**INPUT DATA**

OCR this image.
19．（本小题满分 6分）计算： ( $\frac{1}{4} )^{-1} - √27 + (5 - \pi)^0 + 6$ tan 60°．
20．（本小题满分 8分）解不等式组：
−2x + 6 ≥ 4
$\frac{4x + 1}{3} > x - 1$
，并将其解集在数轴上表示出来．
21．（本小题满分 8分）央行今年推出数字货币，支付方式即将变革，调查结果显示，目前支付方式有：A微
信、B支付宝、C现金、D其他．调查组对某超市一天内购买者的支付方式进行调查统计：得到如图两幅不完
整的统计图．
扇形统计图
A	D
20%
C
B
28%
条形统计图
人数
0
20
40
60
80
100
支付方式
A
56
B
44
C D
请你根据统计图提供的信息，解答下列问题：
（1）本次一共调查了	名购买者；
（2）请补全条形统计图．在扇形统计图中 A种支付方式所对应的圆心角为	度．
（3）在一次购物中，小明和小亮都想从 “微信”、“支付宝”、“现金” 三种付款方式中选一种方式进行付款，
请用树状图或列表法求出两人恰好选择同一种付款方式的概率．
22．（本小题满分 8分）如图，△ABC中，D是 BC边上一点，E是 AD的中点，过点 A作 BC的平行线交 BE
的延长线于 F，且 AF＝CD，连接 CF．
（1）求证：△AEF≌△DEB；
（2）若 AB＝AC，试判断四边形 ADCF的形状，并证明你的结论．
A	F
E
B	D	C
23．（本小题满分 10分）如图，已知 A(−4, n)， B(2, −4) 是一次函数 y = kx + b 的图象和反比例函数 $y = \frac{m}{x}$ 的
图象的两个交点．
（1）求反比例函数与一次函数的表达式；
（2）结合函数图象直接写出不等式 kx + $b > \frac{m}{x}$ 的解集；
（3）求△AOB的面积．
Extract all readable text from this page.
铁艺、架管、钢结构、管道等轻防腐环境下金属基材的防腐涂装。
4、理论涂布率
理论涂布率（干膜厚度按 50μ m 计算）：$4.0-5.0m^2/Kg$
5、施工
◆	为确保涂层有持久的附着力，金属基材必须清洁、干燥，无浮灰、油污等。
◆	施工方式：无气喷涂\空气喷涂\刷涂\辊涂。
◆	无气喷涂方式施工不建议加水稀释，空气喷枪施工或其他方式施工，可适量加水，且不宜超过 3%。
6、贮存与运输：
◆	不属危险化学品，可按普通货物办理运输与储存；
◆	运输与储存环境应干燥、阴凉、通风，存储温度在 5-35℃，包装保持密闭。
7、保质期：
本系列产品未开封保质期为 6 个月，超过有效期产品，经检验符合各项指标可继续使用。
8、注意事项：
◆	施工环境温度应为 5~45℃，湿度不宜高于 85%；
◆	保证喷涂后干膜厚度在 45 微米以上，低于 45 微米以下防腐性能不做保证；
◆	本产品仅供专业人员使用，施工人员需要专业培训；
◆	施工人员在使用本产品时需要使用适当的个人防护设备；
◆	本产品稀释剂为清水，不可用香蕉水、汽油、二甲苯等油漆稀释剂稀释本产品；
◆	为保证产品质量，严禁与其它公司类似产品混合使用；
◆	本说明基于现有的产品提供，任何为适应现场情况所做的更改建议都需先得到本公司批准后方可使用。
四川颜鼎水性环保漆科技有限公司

**WHAT YOU WILL DO**
Write out every entry above, word for word.

**SOLUTION FOR THIS TASK**
OCR this image.
19．（本小题满分 6分）计算： ( $\frac{1}{4} )^{-1} - √27 + (5 - \pi)^0 + 6$ tan 60°．
20．（本小题满分 8分）解不等式组：
−2x + 6 ≥ 4
$\frac{4x + 1}{3} > x - 1$
，并将其解集在数轴上表示出来．
21．（本小题满分 8分）央行今年推出数字货币，支付方式即将变革，调查结果显示，目前支付方式有：A微
信、B支付宝、C现金、D其他．调查组对某超市一天内购买者的支付方式进行调查统计：得到如图两幅不完
整的统计图．
扇形统计图
A	D
20%
C
B
28%
条形统计图
人数
0
20
40
60
80
100
支付方式
A
56
B
44
C D
请你根据统计图提供的信息，解答下列问题：
（1）本次一共调查了	名购买者；
（2）请补全条形统计图．在扇形统计图中 A种支付方式所对应的圆心角为	度．
（3）在一次购物中，小明和小亮都想从 “微信”、“支付宝”、“现金” 三种付款方式中选一种方式进行付款，
请用树状图或列表法求出两人恰好选择同一种付款方式的概率．
22．（本小题满分 8分）如图，△ABC中，D是 BC边上一点，E是 AD的中点，过点 A作 BC的平行线交 BE
的延长线于 F，且 AF＝CD，连接 CF．
（1）求证：△AEF≌△DEB；
（2）若 AB＝AC，试判断四边形 ADCF的形状，并证明你的结论．
A	F
E
B	D	C
23．（本小题满分 10分）如图，已知 A(−4, n)， B(2, −4) 是一次函数 y = kx + b 的图象和反比例函数 $y = \frac{m}{x}$ 的
图象的两个交点．
（1）求反比例函数与一次函数的表达式；
（2）结合函数图象直接写出不等式 kx + $b > \frac{m}{x}$ 的解集；
（3）求△AOB的面积．
Extract all readable text from this page.
铁艺、架管、钢结构、管道等轻防腐环境下金属基材的防腐涂装。
4、理论涂布率
理论涂布率（干膜厚度按 50μ m 计算）：$4.0-5.0m^2/Kg$
5、施工
◆	为确保涂层有持久的附着力，金属基材必须清洁、干燥，无浮灰、油污等。
◆	施工方式：无气喷涂\空气喷涂\刷涂\辊涂。
◆	无气喷涂方式施工不建议加水稀释，空气喷枪施工或其他方式施工，可适量加水，且不宜超过 3%。
6、贮存与运输：
◆	不属危险化学品，可按普通货物办理运输与储存；
◆	运输与储存环境应干燥、阴凉、通风，存储温度在 5-35℃，包装保持密闭。
7、保质期：
本系列产品未开封保质期为 6 个月，超过有效期产品，经检验符合各项指标可继续使用。
8、注意事项：
◆	施工环境温度应为 5~45℃，湿度不宜高于 85%；
◆	保证喷涂后干膜厚度在 45 微米以上，低于 45 微米以下防腐性能不做保证；
◆	本产品仅供专业人员使用，施工人员需要专业培训；
◆	施工人员在使用本产品时需要使用适当的个人防护设备；
◆	本产品稀释剂为清水，不可用香蕉水、汽油、二甲苯等油漆稀释剂稀释本产品；
◆	为保证产品质量，严禁与其它公司类似产品混合使用；
◆	本说明基于现有的产品提供，任何为适应现场情况所做的更改建议都需先得到本公司批准后方可使用。
四川颜鼎水性环保漆科技有限公司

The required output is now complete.